Goal of the exercise: Write out all of the records precisely. Skip anything that is a picture.

Dataset rows:

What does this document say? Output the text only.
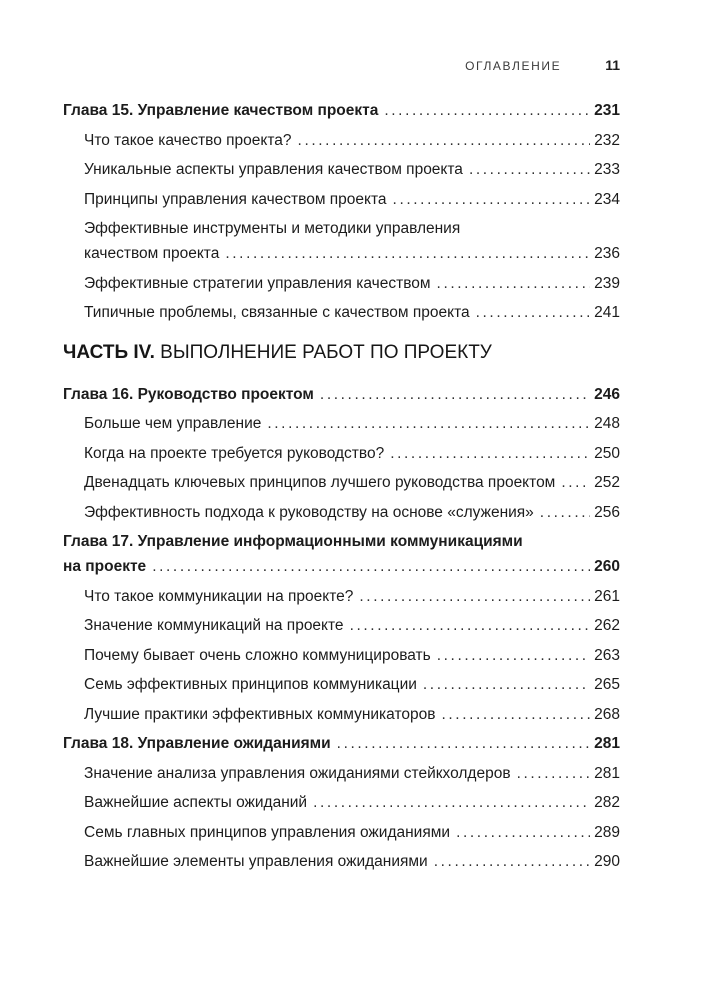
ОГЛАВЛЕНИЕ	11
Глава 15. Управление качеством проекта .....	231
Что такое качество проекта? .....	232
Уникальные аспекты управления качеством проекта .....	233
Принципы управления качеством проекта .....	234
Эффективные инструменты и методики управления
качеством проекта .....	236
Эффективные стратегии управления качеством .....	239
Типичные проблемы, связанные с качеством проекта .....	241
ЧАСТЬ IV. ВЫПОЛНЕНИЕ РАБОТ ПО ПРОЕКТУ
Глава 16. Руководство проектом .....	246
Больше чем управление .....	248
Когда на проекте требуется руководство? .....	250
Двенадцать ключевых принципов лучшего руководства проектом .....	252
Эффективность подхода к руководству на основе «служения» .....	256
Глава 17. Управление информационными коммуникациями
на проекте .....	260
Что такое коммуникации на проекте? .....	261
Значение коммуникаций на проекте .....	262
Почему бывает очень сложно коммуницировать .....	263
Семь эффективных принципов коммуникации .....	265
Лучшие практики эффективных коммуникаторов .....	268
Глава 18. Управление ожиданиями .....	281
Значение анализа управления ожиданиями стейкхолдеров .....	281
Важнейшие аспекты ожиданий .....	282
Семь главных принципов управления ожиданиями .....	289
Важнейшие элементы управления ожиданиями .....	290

The response:
What does this document say? Output the text only.
ОГЛАВЛЕНИЕ	11
Глава 15. Управление качеством проекта .....	231
Что такое качество проекта? .....	232
Уникальные аспекты управления качеством проекта .....	233
Принципы управления качеством проекта .....	234
Эффективные инструменты и методики управления
качеством проекта .....	236
Эффективные стратегии управления качеством .....	239
Типичные проблемы, связанные с качеством проекта .....	241
ЧАСТЬ IV. ВЫПОЛНЕНИЕ РАБОТ ПО ПРОЕКТУ
Глава 16. Руководство проектом .....	246
Больше чем управление .....	248
Когда на проекте требуется руководство? .....	250
Двенадцать ключевых принципов лучшего руководства проектом .....	252
Эффективность подхода к руководству на основе «служения» .....	256
Глава 17. Управление информационными коммуникациями
на проекте .....	260
Что такое коммуникации на проекте? .....	261
Значение коммуникаций на проекте .....	262
Почему бывает очень сложно коммуницировать .....	263
Семь эффективных принципов коммуникации .....	265
Лучшие практики эффективных коммуникаторов .....	268
Глава 18. Управление ожиданиями .....	281
Значение анализа управления ожиданиями стейкхолдеров .....	281
Важнейшие аспекты ожиданий .....	282
Семь главных принципов управления ожиданиями .....	289
Важнейшие элементы управления ожиданиями .....	290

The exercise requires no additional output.